Dataset excerpt:
::::::::

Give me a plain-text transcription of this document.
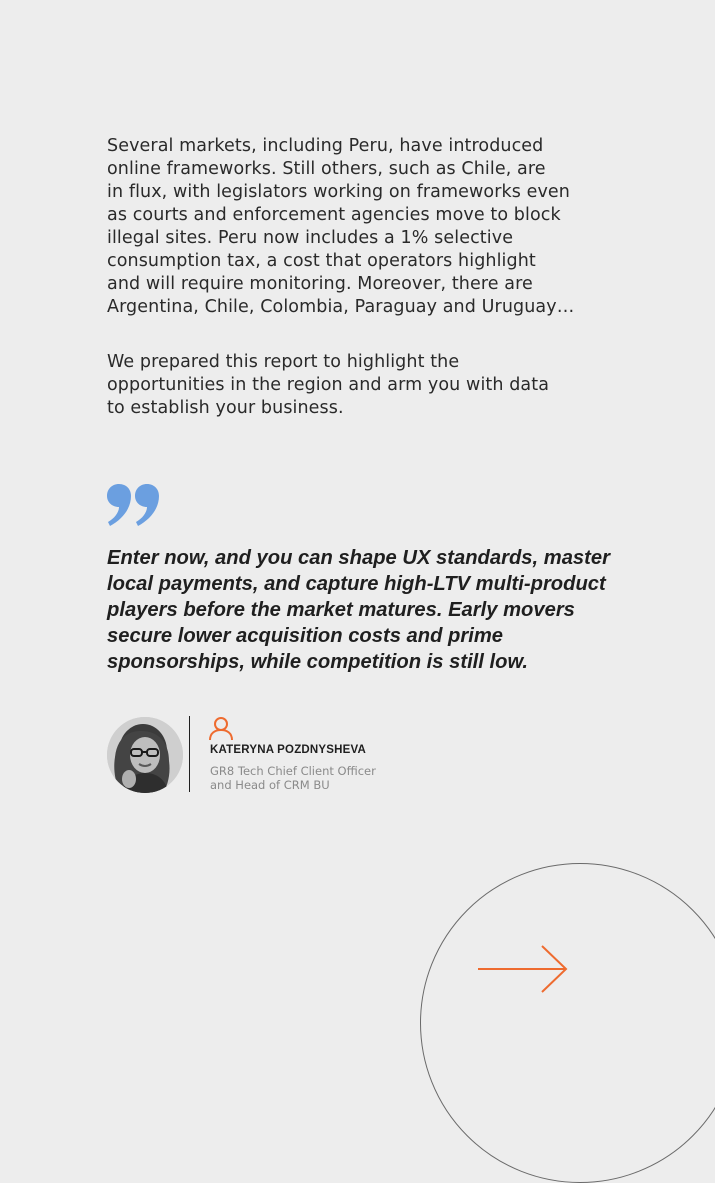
Several markets, including Peru, have introduced
online frameworks. Still others, such as Chile, are
in flux, with legislators working on frameworks even
as courts and enforcement agencies move to block
illegal sites. Peru now includes a 1% selective
consumption tax, a cost that operators highlight
and will require monitoring. Moreover, there are
Argentina, Chile, Colombia, Paraguay and Uruguay…

We prepared this report to highlight the
opportunities in the region and arm you with data
to establish your business.

Enter now, and you can shape UX standards, master
local payments, and capture high-LTV multi-product
players before the market matures. Early movers
secure lower acquisition costs and prime
sponsorships, while competition is still low.

KATERYNA POZDNYSHEVA
GR8 Tech Chief Client Officer
and Head of CRM BU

::::::::

EXERCISE DESCRIPTION: Looking back at the lines above, state how many contain the word "frameworks", and supply nothing besides the number.

FULL ANSWER: 2